● **YOUR INSTRUCTIONS**
Copy out every one of the following entries word for word, without changing any character.

● **THE INPUT**
::::::::::

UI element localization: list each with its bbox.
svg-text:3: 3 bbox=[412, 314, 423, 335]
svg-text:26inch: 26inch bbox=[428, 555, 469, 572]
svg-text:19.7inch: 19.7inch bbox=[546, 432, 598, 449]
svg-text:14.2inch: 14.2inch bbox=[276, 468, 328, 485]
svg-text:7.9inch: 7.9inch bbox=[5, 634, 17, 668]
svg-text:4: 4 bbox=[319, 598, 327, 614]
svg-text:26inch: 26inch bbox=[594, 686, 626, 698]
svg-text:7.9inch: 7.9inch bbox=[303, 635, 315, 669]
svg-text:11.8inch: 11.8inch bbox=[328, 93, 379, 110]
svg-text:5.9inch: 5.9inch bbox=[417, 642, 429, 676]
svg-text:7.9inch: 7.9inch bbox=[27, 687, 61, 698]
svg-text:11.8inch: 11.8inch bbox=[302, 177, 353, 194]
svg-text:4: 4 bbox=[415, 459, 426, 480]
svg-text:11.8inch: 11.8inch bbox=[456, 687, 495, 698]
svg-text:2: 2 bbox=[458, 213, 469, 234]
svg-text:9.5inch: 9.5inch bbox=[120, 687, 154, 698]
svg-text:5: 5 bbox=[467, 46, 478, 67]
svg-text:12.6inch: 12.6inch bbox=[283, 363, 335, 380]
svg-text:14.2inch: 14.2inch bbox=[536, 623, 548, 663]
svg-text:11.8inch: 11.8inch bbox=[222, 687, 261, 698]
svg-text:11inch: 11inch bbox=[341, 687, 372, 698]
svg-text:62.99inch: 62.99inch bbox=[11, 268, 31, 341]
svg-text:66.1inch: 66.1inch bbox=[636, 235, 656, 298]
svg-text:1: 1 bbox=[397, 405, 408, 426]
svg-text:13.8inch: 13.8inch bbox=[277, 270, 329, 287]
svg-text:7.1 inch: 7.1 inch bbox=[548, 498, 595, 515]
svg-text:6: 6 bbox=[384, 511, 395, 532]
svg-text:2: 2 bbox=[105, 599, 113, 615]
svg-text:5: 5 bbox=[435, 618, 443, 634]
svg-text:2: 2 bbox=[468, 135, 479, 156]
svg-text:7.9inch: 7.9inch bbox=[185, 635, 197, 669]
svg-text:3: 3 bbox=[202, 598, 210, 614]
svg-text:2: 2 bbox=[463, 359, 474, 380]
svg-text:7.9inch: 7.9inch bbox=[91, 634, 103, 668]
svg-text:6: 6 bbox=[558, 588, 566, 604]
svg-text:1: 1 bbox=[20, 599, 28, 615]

::::::::::

● **ANSWER TO THE TASK**
UI element localization: list each with its bbox.
svg-text:3: 3 bbox=[412, 314, 423, 335]
svg-text:26inch: 26inch bbox=[428, 555, 469, 572]
svg-text:19.7inch: 19.7inch bbox=[546, 432, 598, 449]
svg-text:14.2inch: 14.2inch bbox=[276, 468, 328, 485]
svg-text:7.9inch: 7.9inch bbox=[5, 634, 17, 668]
svg-text:4: 4 bbox=[319, 598, 327, 614]
svg-text:26inch: 26inch bbox=[594, 686, 626, 698]
svg-text:7.9inch: 7.9inch bbox=[303, 635, 315, 669]
svg-text:11.8inch: 11.8inch bbox=[328, 93, 379, 110]
svg-text:5.9inch: 5.9inch bbox=[417, 642, 429, 676]
svg-text:7.9inch: 7.9inch bbox=[27, 687, 61, 698]
svg-text:11.8inch: 11.8inch bbox=[302, 177, 353, 194]
svg-text:4: 4 bbox=[415, 459, 426, 480]
svg-text:11.8inch: 11.8inch bbox=[456, 687, 495, 698]
svg-text:2: 2 bbox=[458, 213, 469, 234]
svg-text:9.5inch: 9.5inch bbox=[120, 687, 154, 698]
svg-text:5: 5 bbox=[467, 46, 478, 67]
svg-text:12.6inch: 12.6inch bbox=[283, 363, 335, 380]
svg-text:14.2inch: 14.2inch bbox=[536, 623, 548, 663]
svg-text:11.8inch: 11.8inch bbox=[222, 687, 261, 698]
svg-text:11inch: 11inch bbox=[341, 687, 372, 698]
svg-text:62.99inch: 62.99inch bbox=[11, 268, 31, 341]
svg-text:66.1inch: 66.1inch bbox=[636, 235, 656, 298]
svg-text:1: 1 bbox=[397, 405, 408, 426]
svg-text:13.8inch: 13.8inch bbox=[277, 270, 329, 287]
svg-text:7.1 inch: 7.1 inch bbox=[548, 498, 595, 515]
svg-text:6: 6 bbox=[384, 511, 395, 532]
svg-text:2: 2 bbox=[105, 599, 113, 615]
svg-text:5: 5 bbox=[435, 618, 443, 634]
svg-text:2: 2 bbox=[468, 135, 479, 156]
svg-text:7.9inch: 7.9inch bbox=[185, 635, 197, 669]
svg-text:3: 3 bbox=[202, 598, 210, 614]
svg-text:2: 2 bbox=[463, 359, 474, 380]
svg-text:7.9inch: 7.9inch bbox=[91, 634, 103, 668]
svg-text:6: 6 bbox=[558, 588, 566, 604]
svg-text:1: 1 bbox=[20, 599, 28, 615]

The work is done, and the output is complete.